Dataset rows
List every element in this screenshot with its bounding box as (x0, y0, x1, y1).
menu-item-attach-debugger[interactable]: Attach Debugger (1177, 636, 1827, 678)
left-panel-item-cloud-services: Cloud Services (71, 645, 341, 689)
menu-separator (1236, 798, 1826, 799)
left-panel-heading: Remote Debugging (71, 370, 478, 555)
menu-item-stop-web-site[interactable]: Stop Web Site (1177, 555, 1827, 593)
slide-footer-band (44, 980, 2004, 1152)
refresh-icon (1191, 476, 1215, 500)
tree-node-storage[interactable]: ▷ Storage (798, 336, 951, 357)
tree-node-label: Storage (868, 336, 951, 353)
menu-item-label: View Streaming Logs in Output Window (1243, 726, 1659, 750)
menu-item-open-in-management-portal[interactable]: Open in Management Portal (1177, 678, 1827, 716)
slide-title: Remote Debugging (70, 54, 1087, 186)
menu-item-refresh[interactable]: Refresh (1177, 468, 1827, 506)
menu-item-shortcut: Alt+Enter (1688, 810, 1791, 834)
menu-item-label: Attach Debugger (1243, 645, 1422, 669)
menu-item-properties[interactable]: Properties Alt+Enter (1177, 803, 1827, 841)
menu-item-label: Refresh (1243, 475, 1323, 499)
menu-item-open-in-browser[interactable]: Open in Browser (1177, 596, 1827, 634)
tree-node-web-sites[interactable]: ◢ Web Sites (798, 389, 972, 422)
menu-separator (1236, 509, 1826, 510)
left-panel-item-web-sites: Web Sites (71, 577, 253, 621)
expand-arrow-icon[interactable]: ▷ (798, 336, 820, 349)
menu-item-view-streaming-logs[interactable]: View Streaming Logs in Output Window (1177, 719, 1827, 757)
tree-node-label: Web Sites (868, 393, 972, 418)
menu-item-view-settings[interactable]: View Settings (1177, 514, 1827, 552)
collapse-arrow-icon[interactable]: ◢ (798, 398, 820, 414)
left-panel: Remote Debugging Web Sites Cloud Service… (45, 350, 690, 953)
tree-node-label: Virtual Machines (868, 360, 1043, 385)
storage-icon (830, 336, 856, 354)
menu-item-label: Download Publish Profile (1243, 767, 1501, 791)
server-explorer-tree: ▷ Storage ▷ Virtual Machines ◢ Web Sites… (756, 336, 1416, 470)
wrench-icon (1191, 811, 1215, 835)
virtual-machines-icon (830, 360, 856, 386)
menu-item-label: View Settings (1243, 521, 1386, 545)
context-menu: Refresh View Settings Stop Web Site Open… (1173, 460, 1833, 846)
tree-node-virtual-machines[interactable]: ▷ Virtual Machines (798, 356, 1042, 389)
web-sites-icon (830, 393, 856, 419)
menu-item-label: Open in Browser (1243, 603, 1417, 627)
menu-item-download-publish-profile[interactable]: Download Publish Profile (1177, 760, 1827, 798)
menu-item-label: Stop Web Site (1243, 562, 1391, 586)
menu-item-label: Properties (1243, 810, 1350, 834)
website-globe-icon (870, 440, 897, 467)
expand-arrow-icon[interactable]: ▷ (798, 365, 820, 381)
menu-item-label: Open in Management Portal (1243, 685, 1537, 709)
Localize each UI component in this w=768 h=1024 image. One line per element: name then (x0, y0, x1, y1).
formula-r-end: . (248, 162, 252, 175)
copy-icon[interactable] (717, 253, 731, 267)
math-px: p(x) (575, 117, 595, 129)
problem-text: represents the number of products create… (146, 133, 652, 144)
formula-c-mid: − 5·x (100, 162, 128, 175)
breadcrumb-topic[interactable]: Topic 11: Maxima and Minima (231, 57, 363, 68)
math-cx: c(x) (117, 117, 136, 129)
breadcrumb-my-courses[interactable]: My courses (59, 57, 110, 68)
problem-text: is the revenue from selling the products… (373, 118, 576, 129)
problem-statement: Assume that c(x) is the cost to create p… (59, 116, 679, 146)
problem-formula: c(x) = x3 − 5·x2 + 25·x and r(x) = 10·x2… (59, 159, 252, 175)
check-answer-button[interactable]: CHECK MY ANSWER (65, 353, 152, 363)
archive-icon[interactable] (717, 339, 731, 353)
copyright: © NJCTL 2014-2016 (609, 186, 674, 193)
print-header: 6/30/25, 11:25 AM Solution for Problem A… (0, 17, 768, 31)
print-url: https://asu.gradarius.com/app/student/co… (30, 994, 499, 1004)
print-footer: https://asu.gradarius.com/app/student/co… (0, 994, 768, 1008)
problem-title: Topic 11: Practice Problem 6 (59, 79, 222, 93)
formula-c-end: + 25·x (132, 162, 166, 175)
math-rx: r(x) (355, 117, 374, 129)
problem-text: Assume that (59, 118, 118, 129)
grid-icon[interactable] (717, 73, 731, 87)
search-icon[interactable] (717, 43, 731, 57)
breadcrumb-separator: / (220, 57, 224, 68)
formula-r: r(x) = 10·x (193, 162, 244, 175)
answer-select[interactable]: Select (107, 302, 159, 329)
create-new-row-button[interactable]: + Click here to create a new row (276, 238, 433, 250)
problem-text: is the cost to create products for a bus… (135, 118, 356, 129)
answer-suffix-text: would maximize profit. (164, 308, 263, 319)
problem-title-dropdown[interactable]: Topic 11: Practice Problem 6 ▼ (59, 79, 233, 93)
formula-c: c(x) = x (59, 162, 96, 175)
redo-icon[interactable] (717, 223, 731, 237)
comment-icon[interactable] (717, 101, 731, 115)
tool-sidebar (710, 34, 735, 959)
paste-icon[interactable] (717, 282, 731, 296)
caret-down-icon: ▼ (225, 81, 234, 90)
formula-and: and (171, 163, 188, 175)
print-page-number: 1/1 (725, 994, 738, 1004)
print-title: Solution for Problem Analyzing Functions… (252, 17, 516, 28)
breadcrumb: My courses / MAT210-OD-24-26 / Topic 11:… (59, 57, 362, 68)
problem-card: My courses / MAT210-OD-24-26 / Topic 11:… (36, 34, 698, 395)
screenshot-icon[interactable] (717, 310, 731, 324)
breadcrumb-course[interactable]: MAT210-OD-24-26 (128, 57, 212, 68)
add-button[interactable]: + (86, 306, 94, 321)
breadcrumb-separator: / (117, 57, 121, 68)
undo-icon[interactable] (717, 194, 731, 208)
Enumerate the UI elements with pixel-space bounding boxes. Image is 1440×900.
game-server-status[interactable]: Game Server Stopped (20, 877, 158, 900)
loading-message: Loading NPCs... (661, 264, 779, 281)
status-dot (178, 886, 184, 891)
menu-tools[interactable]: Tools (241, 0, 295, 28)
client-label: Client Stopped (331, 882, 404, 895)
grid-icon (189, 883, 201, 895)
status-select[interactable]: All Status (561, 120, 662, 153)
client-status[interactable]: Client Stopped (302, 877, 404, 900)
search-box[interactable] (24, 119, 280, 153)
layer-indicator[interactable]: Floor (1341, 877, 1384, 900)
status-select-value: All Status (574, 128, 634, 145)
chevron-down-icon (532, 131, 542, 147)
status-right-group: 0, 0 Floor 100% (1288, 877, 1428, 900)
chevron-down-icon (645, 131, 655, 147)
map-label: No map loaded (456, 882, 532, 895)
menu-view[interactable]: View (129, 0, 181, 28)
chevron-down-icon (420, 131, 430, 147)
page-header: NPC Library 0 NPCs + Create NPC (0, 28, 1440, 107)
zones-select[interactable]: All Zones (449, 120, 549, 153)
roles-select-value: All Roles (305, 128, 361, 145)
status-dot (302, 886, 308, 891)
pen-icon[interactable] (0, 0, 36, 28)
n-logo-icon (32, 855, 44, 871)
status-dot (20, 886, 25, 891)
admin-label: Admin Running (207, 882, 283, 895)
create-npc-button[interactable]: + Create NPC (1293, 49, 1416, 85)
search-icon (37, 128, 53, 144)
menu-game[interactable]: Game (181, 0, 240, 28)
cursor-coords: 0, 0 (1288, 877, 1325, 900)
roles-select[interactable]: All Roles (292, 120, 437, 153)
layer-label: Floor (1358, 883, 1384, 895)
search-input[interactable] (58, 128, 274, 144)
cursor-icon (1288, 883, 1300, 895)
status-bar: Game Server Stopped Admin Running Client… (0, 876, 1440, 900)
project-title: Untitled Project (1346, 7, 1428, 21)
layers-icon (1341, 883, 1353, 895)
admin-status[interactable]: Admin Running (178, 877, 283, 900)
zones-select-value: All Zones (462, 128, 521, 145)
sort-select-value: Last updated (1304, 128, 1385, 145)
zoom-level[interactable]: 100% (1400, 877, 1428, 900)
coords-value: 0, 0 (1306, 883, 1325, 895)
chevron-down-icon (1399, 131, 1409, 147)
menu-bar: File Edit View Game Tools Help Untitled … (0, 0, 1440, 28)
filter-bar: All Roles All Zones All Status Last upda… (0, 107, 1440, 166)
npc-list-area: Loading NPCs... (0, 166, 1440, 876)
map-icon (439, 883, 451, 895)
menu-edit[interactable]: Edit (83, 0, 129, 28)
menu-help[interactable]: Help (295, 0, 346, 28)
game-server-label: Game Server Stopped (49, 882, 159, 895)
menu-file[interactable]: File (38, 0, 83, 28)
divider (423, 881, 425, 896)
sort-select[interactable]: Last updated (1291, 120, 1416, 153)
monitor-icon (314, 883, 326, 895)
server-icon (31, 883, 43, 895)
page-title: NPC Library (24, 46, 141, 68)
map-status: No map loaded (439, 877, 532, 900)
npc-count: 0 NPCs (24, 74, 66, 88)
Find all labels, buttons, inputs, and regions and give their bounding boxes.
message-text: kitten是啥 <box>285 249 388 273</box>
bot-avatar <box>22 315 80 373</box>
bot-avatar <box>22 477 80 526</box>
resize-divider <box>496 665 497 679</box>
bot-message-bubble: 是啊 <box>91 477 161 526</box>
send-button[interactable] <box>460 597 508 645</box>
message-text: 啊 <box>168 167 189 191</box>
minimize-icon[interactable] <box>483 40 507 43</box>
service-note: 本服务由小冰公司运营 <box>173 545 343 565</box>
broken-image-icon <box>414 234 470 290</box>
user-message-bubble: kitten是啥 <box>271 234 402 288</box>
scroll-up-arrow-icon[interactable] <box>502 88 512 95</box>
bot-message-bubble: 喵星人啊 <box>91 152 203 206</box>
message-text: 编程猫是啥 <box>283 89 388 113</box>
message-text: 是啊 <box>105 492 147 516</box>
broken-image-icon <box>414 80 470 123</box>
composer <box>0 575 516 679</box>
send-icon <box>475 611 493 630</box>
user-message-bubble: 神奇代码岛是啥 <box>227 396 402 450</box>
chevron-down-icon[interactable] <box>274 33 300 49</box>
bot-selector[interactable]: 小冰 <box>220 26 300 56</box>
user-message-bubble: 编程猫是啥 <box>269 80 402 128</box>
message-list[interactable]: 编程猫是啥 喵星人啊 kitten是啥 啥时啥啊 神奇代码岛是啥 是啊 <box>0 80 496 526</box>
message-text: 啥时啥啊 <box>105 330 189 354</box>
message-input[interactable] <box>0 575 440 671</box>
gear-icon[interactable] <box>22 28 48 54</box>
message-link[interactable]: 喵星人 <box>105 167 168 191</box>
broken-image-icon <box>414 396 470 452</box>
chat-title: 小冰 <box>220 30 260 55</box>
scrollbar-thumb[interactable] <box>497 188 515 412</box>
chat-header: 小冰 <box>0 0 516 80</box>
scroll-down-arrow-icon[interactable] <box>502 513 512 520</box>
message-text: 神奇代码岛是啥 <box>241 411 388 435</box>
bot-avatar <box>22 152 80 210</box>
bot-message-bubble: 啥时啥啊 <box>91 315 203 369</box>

== Short problem ==
Locate each line in the listing above that contains the word "Output" and copy those lines out. Treat uppercase and lowercase as different.

== Task response ==
menu-item-label: View Streaming Logs in Output Window (1243, 726, 1659, 750)
menu-item-view-streaming-logs[interactable]: View Streaming Logs in Output Window (1177, 719, 1827, 757)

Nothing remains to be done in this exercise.